| The task |
Reproduce all entries precisely as they are written.

| Record set |
· · · · ·

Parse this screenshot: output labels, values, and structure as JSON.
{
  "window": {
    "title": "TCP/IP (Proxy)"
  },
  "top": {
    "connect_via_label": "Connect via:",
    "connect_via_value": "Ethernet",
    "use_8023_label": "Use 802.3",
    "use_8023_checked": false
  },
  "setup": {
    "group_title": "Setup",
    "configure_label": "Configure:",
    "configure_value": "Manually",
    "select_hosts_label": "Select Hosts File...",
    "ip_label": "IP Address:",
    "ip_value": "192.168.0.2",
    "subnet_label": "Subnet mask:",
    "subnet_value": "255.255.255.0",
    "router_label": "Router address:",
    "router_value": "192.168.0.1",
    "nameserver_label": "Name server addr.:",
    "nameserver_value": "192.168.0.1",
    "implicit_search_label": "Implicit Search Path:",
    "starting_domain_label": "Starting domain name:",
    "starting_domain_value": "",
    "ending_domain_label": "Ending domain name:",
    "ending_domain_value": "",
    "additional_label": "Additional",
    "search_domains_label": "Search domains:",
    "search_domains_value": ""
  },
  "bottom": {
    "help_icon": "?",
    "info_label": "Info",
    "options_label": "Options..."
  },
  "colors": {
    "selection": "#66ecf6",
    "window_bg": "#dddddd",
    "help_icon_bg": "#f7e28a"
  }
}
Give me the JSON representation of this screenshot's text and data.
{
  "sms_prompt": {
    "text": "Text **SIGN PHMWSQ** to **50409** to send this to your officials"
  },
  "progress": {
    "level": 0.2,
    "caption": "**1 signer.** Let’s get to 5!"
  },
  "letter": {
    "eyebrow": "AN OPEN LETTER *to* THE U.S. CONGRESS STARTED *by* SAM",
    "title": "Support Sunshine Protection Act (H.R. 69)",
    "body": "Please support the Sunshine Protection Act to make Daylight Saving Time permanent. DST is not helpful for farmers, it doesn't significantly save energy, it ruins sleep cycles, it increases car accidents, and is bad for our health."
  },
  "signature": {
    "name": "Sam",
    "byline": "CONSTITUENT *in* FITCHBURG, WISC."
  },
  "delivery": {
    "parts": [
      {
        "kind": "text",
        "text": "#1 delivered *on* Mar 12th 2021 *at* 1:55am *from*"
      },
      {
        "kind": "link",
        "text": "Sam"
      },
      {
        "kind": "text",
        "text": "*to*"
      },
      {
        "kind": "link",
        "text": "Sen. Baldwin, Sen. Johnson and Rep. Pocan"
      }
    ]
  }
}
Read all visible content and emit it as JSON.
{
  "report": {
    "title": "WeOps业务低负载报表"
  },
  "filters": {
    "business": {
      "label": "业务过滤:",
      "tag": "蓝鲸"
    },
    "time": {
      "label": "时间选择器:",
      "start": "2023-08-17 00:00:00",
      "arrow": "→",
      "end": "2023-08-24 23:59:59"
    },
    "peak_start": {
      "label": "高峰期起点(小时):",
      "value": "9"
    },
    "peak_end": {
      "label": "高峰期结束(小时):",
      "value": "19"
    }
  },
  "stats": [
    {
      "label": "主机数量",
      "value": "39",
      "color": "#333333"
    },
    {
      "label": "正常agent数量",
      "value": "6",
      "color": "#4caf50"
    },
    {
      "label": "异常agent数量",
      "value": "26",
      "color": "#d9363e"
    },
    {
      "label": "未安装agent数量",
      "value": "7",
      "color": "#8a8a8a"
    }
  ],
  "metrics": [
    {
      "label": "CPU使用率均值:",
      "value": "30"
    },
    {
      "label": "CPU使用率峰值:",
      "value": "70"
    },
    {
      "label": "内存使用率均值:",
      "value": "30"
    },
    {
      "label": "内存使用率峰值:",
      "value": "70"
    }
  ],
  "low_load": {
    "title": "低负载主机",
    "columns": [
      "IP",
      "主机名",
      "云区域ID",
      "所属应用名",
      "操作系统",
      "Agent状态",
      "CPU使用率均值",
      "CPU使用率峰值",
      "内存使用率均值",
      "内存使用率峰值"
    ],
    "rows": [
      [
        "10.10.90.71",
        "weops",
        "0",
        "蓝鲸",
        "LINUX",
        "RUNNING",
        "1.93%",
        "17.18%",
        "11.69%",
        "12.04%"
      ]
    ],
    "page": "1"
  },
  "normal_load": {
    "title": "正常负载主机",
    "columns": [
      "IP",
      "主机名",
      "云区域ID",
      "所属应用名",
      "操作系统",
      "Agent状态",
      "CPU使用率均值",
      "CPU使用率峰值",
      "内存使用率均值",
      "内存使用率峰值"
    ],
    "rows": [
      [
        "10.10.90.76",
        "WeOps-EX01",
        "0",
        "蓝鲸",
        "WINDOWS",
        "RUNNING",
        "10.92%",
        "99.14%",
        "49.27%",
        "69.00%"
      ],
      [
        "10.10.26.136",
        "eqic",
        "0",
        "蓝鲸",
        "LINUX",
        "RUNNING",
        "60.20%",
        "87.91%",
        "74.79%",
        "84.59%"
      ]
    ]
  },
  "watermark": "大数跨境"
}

· · · · ·

| Answer to the exercise |
Parse this screenshot: output labels, values, and structure as JSON.
{
  "window": {
    "title": "TCP/IP (Proxy)"
  },
  "top": {
    "connect_via_label": "Connect via:",
    "connect_via_value": "Ethernet",
    "use_8023_label": "Use 802.3",
    "use_8023_checked": false
  },
  "setup": {
    "group_title": "Setup",
    "configure_label": "Configure:",
    "configure_value": "Manually",
    "select_hosts_label": "Select Hosts File...",
    "ip_label": "IP Address:",
    "ip_value": "192.168.0.2",
    "subnet_label": "Subnet mask:",
    "subnet_value": "255.255.255.0",
    "router_label": "Router address:",
    "router_value": "192.168.0.1",
    "nameserver_label": "Name server addr.:",
    "nameserver_value": "192.168.0.1",
    "implicit_search_label": "Implicit Search Path:",
    "starting_domain_label": "Starting domain name:",
    "starting_domain_value": "",
    "ending_domain_label": "Ending domain name:",
    "ending_domain_value": "",
    "additional_label": "Additional",
    "search_domains_label": "Search domains:",
    "search_domains_value": ""
  },
  "bottom": {
    "help_icon": "?",
    "info_label": "Info",
    "options_label": "Options..."
  },
  "colors": {
    "selection": "#66ecf6",
    "window_bg": "#dddddd",
    "help_icon_bg": "#f7e28a"
  }
}
Give me the JSON representation of this screenshot's text and data.
{
  "sms_prompt": {
    "text": "Text **SIGN PHMWSQ** to **50409** to send this to your officials"
  },
  "progress": {
    "level": 0.2,
    "caption": "**1 signer.** Let’s get to 5!"
  },
  "letter": {
    "eyebrow": "AN OPEN LETTER *to* THE U.S. CONGRESS STARTED *by* SAM",
    "title": "Support Sunshine Protection Act (H.R. 69)",
    "body": "Please support the Sunshine Protection Act to make Daylight Saving Time permanent. DST is not helpful for farmers, it doesn't significantly save energy, it ruins sleep cycles, it increases car accidents, and is bad for our health."
  },
  "signature": {
    "name": "Sam",
    "byline": "CONSTITUENT *in* FITCHBURG, WISC."
  },
  "delivery": {
    "parts": [
      {
        "kind": "text",
        "text": "#1 delivered *on* Mar 12th 2021 *at* 1:55am *from*"
      },
      {
        "kind": "link",
        "text": "Sam"
      },
      {
        "kind": "text",
        "text": "*to*"
      },
      {
        "kind": "link",
        "text": "Sen. Baldwin, Sen. Johnson and Rep. Pocan"
      }
    ]
  }
}
Read all visible content and emit it as JSON.
{
  "report": {
    "title": "WeOps业务低负载报表"
  },
  "filters": {
    "business": {
      "label": "业务过滤:",
      "tag": "蓝鲸"
    },
    "time": {
      "label": "时间选择器:",
      "start": "2023-08-17 00:00:00",
      "arrow": "→",
      "end": "2023-08-24 23:59:59"
    },
    "peak_start": {
      "label": "高峰期起点(小时):",
      "value": "9"
    },
    "peak_end": {
      "label": "高峰期结束(小时):",
      "value": "19"
    }
  },
  "stats": [
    {
      "label": "主机数量",
      "value": "39",
      "color": "#333333"
    },
    {
      "label": "正常agent数量",
      "value": "6",
      "color": "#4caf50"
    },
    {
      "label": "异常agent数量",
      "value": "26",
      "color": "#d9363e"
    },
    {
      "label": "未安装agent数量",
      "value": "7",
      "color": "#8a8a8a"
    }
  ],
  "metrics": [
    {
      "label": "CPU使用率均值:",
      "value": "30"
    },
    {
      "label": "CPU使用率峰值:",
      "value": "70"
    },
    {
      "label": "内存使用率均值:",
      "value": "30"
    },
    {
      "label": "内存使用率峰值:",
      "value": "70"
    }
  ],
  "low_load": {
    "title": "低负载主机",
    "columns": [
      "IP",
      "主机名",
      "云区域ID",
      "所属应用名",
      "操作系统",
      "Agent状态",
      "CPU使用率均值",
      "CPU使用率峰值",
      "内存使用率均值",
      "内存使用率峰值"
    ],
    "rows": [
      [
        "10.10.90.71",
        "weops",
        "0",
        "蓝鲸",
        "LINUX",
        "RUNNING",
        "1.93%",
        "17.18%",
        "11.69%",
        "12.04%"
      ]
    ],
    "page": "1"
  },
  "normal_load": {
    "title": "正常负载主机",
    "columns": [
      "IP",
      "主机名",
      "云区域ID",
      "所属应用名",
      "操作系统",
      "Agent状态",
      "CPU使用率均值",
      "CPU使用率峰值",
      "内存使用率均值",
      "内存使用率峰值"
    ],
    "rows": [
      [
        "10.10.90.76",
        "WeOps-EX01",
        "0",
        "蓝鲸",
        "WINDOWS",
        "RUNNING",
        "10.92%",
        "99.14%",
        "49.27%",
        "69.00%"
      ],
      [
        "10.10.26.136",
        "eqic",
        "0",
        "蓝鲸",
        "LINUX",
        "RUNNING",
        "60.20%",
        "87.91%",
        "74.79%",
        "84.59%"
      ]
    ]
  },
  "watermark": "大数跨境"
}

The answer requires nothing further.